§ Provided material:
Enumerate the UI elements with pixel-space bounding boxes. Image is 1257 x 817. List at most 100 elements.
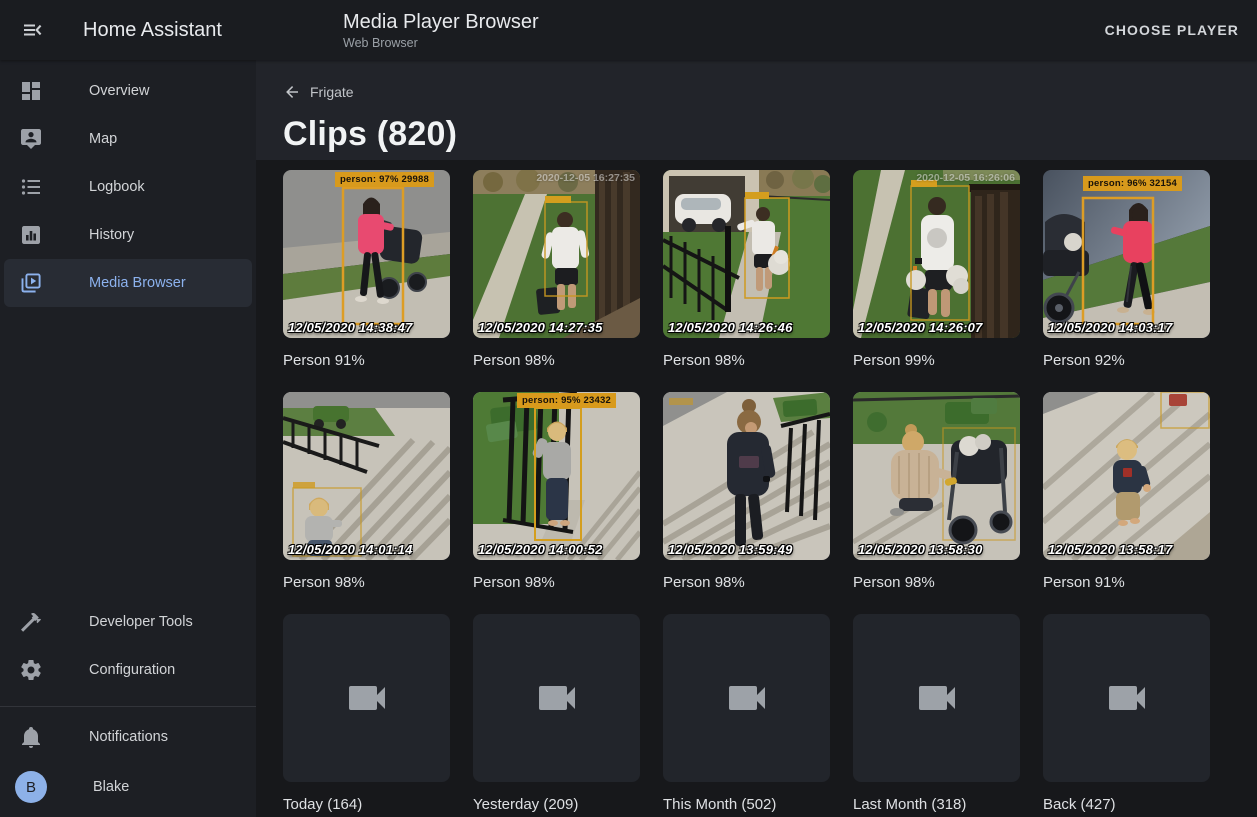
clip-label: Person 98%	[663, 350, 830, 372]
sidebar-item-history[interactable]: History	[4, 211, 252, 259]
clip-timestamp-overlay: 12/05/2020 14:00:52	[478, 542, 603, 557]
folder-thumbnail	[283, 614, 450, 782]
sidebar-item-configuration[interactable]: Configuration	[4, 646, 252, 694]
folder-card-back[interactable]: Back (427)	[1043, 614, 1210, 817]
avatar: B	[15, 771, 47, 803]
app-header: Home Assistant Media Player Browser Web …	[0, 0, 1257, 60]
sidebar-toggle-button[interactable]	[18, 16, 46, 44]
clip-scene	[1043, 170, 1210, 338]
sidebar-spacer	[0, 307, 256, 598]
clip-scene	[473, 170, 640, 338]
clip-label: Person 98%	[473, 572, 640, 594]
clip-card[interactable]: 2020-12-05 16:27:35 12/05/2020 14:27:35 …	[473, 170, 640, 392]
video-camera-icon	[1103, 674, 1151, 722]
sidebar-item-logbook[interactable]: Logbook	[4, 163, 252, 211]
clip-card[interactable]: person: 97% 29988 12/05/2020 14:38:47 Pe…	[283, 170, 450, 392]
folder-label: Last Month (318)	[853, 794, 1020, 816]
sidebar-item-media-browser[interactable]: Media Browser	[4, 259, 252, 307]
folder-card-this-month[interactable]: This Month (502)	[663, 614, 830, 817]
detection-tag: person: 97% 29988	[335, 172, 434, 187]
clip-card[interactable]: 2020-12-05 16:26:06 12/05/2020 14:26:07 …	[853, 170, 1020, 392]
clip-thumbnail: 12/05/2020 14:26:46	[663, 170, 830, 338]
section-title: Clips (820)	[283, 115, 1257, 154]
folder-thumbnail	[853, 614, 1020, 782]
user-name: Blake	[93, 779, 129, 795]
clip-card[interactable]: person: 96% 32154 12/05/2020 14:03:17 Pe…	[1043, 170, 1210, 392]
clip-card[interactable]: 12/05/2020 13:58:30 Person 98%	[853, 392, 1020, 614]
sidebar-item-profile[interactable]: B Blake	[4, 761, 252, 813]
folder-thumbnail	[1043, 614, 1210, 782]
sidebar-item-map[interactable]: Map	[4, 115, 252, 163]
clip-thumbnail: 12/05/2020 14:01:14	[283, 392, 450, 560]
clip-scene	[663, 170, 830, 338]
video-camera-icon	[913, 674, 961, 722]
gear-icon	[19, 658, 43, 682]
video-camera-icon	[723, 674, 771, 722]
folder-card-yesterday[interactable]: Yesterday (209)	[473, 614, 640, 817]
clip-timestamp-overlay: 12/05/2020 14:26:46	[668, 320, 793, 335]
clip-label: Person 91%	[1043, 572, 1210, 594]
sidebar-item-label: Notifications	[89, 729, 168, 745]
clip-timestamp-overlay: 12/05/2020 13:59:49	[668, 542, 793, 557]
clip-label: Person 98%	[663, 572, 830, 594]
camera-osd-timestamp: 2020-12-05 16:26:06	[916, 172, 1015, 184]
clip-thumbnail: 2020-12-05 16:27:35 12/05/2020 14:27:35	[473, 170, 640, 338]
sidebar-item-label: Logbook	[89, 179, 145, 195]
list-icon	[19, 175, 43, 199]
folder-card-last-month[interactable]: Last Month (318)	[853, 614, 1020, 817]
clip-timestamp-overlay: 12/05/2020 14:27:35	[478, 320, 603, 335]
menu-open-icon	[20, 18, 44, 42]
detection-tag: person: 96% 32154	[1083, 176, 1182, 191]
clip-label: Person 98%	[283, 572, 450, 594]
sidebar-item-overview[interactable]: Overview	[4, 67, 252, 115]
clip-scene	[283, 170, 450, 338]
clip-scene	[473, 392, 640, 560]
arrow-left-icon	[283, 83, 301, 101]
clip-thumbnail: 12/05/2020 13:59:49	[663, 392, 830, 560]
clip-card[interactable]: 12/05/2020 13:59:49 Person 98%	[663, 392, 830, 614]
sidebar-item-label: Developer Tools	[89, 614, 193, 630]
folder-label: Today (164)	[283, 794, 450, 816]
sidebar-item-developer-tools[interactable]: Developer Tools	[4, 598, 252, 646]
detection-tag: person: 95% 23432	[517, 393, 616, 408]
clip-label: Person 91%	[283, 350, 450, 372]
clip-timestamp-overlay: 12/05/2020 14:03:17	[1048, 320, 1173, 335]
sidebar-item-label: Overview	[89, 83, 149, 99]
clip-thumbnail: person: 97% 29988 12/05/2020 14:38:47	[283, 170, 450, 338]
folder-thumbnail	[473, 614, 640, 782]
choose-player-button[interactable]: CHOOSE PLAYER	[1097, 14, 1247, 46]
hammer-icon	[19, 610, 43, 634]
clip-card[interactable]: 12/05/2020 13:58:17 Person 91%	[1043, 392, 1210, 614]
sidebar: Overview Map Logbook Hist	[0, 60, 256, 817]
app-header-left: Home Assistant	[0, 16, 256, 44]
sidebar-item-label: History	[89, 227, 134, 243]
map-account-icon	[19, 127, 43, 151]
sidebar-item-label: Configuration	[89, 662, 175, 678]
clip-scene	[663, 392, 830, 560]
clip-card[interactable]: 12/05/2020 14:26:46 Person 98%	[663, 170, 830, 392]
clip-card[interactable]: 12/05/2020 14:01:14 Person 98%	[283, 392, 450, 614]
sidebar-divider	[0, 706, 256, 707]
clip-scene	[1043, 392, 1210, 560]
bell-icon	[19, 725, 43, 749]
clip-timestamp-overlay: 12/05/2020 13:58:30	[858, 542, 983, 557]
app-title: Home Assistant	[83, 19, 222, 42]
folder-card-today[interactable]: Today (164)	[283, 614, 450, 817]
content-body: person: 97% 29988 12/05/2020 14:38:47 Pe…	[256, 160, 1257, 817]
folder-label: This Month (502)	[663, 794, 830, 816]
clip-timestamp-overlay: 12/05/2020 14:38:47	[288, 320, 413, 335]
sidebar-item-notifications[interactable]: Notifications	[4, 713, 252, 761]
video-camera-icon	[533, 674, 581, 722]
content-header: Frigate Clips (820)	[256, 60, 1257, 160]
clip-label: Person 92%	[1043, 350, 1210, 372]
clip-label: Person 99%	[853, 350, 1020, 372]
clip-timestamp-overlay: 12/05/2020 13:58:17	[1048, 542, 1173, 557]
breadcrumb[interactable]: Frigate	[283, 60, 354, 101]
clip-scene	[853, 170, 1020, 338]
clip-thumbnail: 12/05/2020 13:58:17	[1043, 392, 1210, 560]
clip-card[interactable]: person: 95% 23432 12/05/2020 14:00:52 Pe…	[473, 392, 640, 614]
clip-scene	[283, 392, 450, 560]
clip-label: Person 98%	[473, 350, 640, 372]
main-content: Frigate Clips (820)	[256, 60, 1257, 817]
clip-thumbnail: person: 96% 32154 12/05/2020 14:03:17	[1043, 170, 1210, 338]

§ To be done:
Could you copy out all of the data above verbatim, omitting the pictures?

§ Solved exercise:
Enumerate the UI elements with pixel-space bounding boxes. Image is 1257 x 817. List at most 100 elements.
clip-label: Person 98%	[663, 350, 830, 372]
sidebar-item-history[interactable]: History	[4, 211, 252, 259]
clip-timestamp-overlay: 12/05/2020 14:00:52	[478, 542, 603, 557]
folder-thumbnail	[283, 614, 450, 782]
sidebar-item-configuration[interactable]: Configuration	[4, 646, 252, 694]
folder-card-back[interactable]: Back (427)	[1043, 614, 1210, 817]
avatar: B	[15, 771, 47, 803]
app-header: Home Assistant Media Player Browser Web …	[0, 0, 1257, 60]
sidebar-toggle-button[interactable]	[18, 16, 46, 44]
clip-scene	[1043, 170, 1210, 338]
sidebar-spacer	[0, 307, 256, 598]
clip-scene	[473, 170, 640, 338]
clip-label: Person 98%	[473, 572, 640, 594]
clip-card[interactable]: 2020-12-05 16:27:35 12/05/2020 14:27:35 …	[473, 170, 640, 392]
video-camera-icon	[1103, 674, 1151, 722]
sidebar-item-logbook[interactable]: Logbook	[4, 163, 252, 211]
clip-card[interactable]: person: 97% 29988 12/05/2020 14:38:47 Pe…	[283, 170, 450, 392]
folder-label: Last Month (318)	[853, 794, 1020, 816]
sidebar-item-media-browser[interactable]: Media Browser	[4, 259, 252, 307]
folder-card-this-month[interactable]: This Month (502)	[663, 614, 830, 817]
detection-tag: person: 97% 29988	[335, 172, 434, 187]
clip-card[interactable]: 2020-12-05 16:26:06 12/05/2020 14:26:07 …	[853, 170, 1020, 392]
clip-thumbnail: 12/05/2020 14:26:46	[663, 170, 830, 338]
section-title: Clips (820)	[283, 115, 1257, 154]
folder-thumbnail	[853, 614, 1020, 782]
user-name: Blake	[93, 779, 129, 795]
clip-card[interactable]: person: 96% 32154 12/05/2020 14:03:17 Pe…	[1043, 170, 1210, 392]
clip-card[interactable]: 12/05/2020 13:58:30 Person 98%	[853, 392, 1020, 614]
sidebar-item-profile[interactable]: B Blake	[4, 761, 252, 813]
folder-thumbnail	[1043, 614, 1210, 782]
sidebar-item-map[interactable]: Map	[4, 115, 252, 163]
clip-thumbnail: 12/05/2020 14:01:14	[283, 392, 450, 560]
clip-scene	[663, 170, 830, 338]
video-camera-icon	[913, 674, 961, 722]
gear-icon	[19, 658, 43, 682]
video-camera-icon	[723, 674, 771, 722]
folder-card-yesterday[interactable]: Yesterday (209)	[473, 614, 640, 817]
clip-timestamp-overlay: 12/05/2020 14:26:46	[668, 320, 793, 335]
clip-label: Person 91%	[1043, 572, 1210, 594]
sidebar-item-label: Notifications	[89, 729, 168, 745]
clip-timestamp-overlay: 12/05/2020 13:59:49	[668, 542, 793, 557]
clip-label: Person 98%	[663, 572, 830, 594]
camera-osd-timestamp: 2020-12-05 16:26:06	[916, 172, 1015, 184]
clip-thumbnail: 2020-12-05 16:27:35 12/05/2020 14:27:35	[473, 170, 640, 338]
sidebar-item-label: Logbook	[89, 179, 145, 195]
list-icon	[19, 175, 43, 199]
folder-card-last-month[interactable]: Last Month (318)	[853, 614, 1020, 817]
clip-timestamp-overlay: 12/05/2020 14:27:35	[478, 320, 603, 335]
menu-open-icon	[20, 18, 44, 42]
detection-tag: person: 96% 32154	[1083, 176, 1182, 191]
clip-label: Person 98%	[283, 572, 450, 594]
sidebar-item-overview[interactable]: Overview	[4, 67, 252, 115]
clip-scene	[283, 170, 450, 338]
clip-scene	[473, 392, 640, 560]
arrow-left-icon	[283, 83, 301, 101]
clip-thumbnail: 12/05/2020 13:59:49	[663, 392, 830, 560]
clip-card[interactable]: 12/05/2020 13:59:49 Person 98%	[663, 392, 830, 614]
sidebar-item-label: Developer Tools	[89, 614, 193, 630]
folder-label: Today (164)	[283, 794, 450, 816]
sidebar-item-developer-tools[interactable]: Developer Tools	[4, 598, 252, 646]
detection-tag: person: 95% 23432	[517, 393, 616, 408]
clip-label: Person 91%	[283, 350, 450, 372]
clip-timestamp-overlay: 12/05/2020 14:03:17	[1048, 320, 1173, 335]
sidebar-item-label: Overview	[89, 83, 149, 99]
clip-thumbnail: person: 97% 29988 12/05/2020 14:38:47	[283, 170, 450, 338]
folder-thumbnail	[473, 614, 640, 782]
choose-player-button[interactable]: CHOOSE PLAYER	[1097, 14, 1247, 46]
hammer-icon	[19, 610, 43, 634]
clip-card[interactable]: 12/05/2020 13:58:17 Person 91%	[1043, 392, 1210, 614]
sidebar: Overview Map Logbook Hist	[0, 60, 256, 817]
app-header-left: Home Assistant	[0, 16, 256, 44]
sidebar-item-label: History	[89, 227, 134, 243]
map-account-icon	[19, 127, 43, 151]
sidebar-item-label: Configuration	[89, 662, 175, 678]
clip-scene	[663, 392, 830, 560]
clip-card[interactable]: 12/05/2020 14:26:46 Person 98%	[663, 170, 830, 392]
clip-card[interactable]: 12/05/2020 14:01:14 Person 98%	[283, 392, 450, 614]
sidebar-divider	[0, 706, 256, 707]
clip-scene	[1043, 392, 1210, 560]
bell-icon	[19, 725, 43, 749]
clip-timestamp-overlay: 12/05/2020 13:58:30	[858, 542, 983, 557]
app-title: Home Assistant	[83, 19, 222, 42]
folder-card-today[interactable]: Today (164)	[283, 614, 450, 817]
content-body: person: 97% 29988 12/05/2020 14:38:47 Pe…	[256, 160, 1257, 817]
folder-label: This Month (502)	[663, 794, 830, 816]
clip-timestamp-overlay: 12/05/2020 14:38:47	[288, 320, 413, 335]
sidebar-item-notifications[interactable]: Notifications	[4, 713, 252, 761]
video-camera-icon	[533, 674, 581, 722]
content-header: Frigate Clips (820)	[256, 60, 1257, 160]
clip-label: Person 92%	[1043, 350, 1210, 372]
clip-label: Person 99%	[853, 350, 1020, 372]
clip-timestamp-overlay: 12/05/2020 13:58:17	[1048, 542, 1173, 557]
breadcrumb[interactable]: Frigate	[283, 60, 354, 101]
clip-scene	[853, 170, 1020, 338]
clip-thumbnail: 12/05/2020 13:58:17	[1043, 392, 1210, 560]
clip-card[interactable]: person: 95% 23432 12/05/2020 14:00:52 Pe…	[473, 392, 640, 614]
clip-scene	[283, 392, 450, 560]
clip-label: Person 98%	[473, 350, 640, 372]
main-content: Frigate Clips (820)	[256, 60, 1257, 817]
clip-thumbnail: person: 96% 32154 12/05/2020 14:03:17	[1043, 170, 1210, 338]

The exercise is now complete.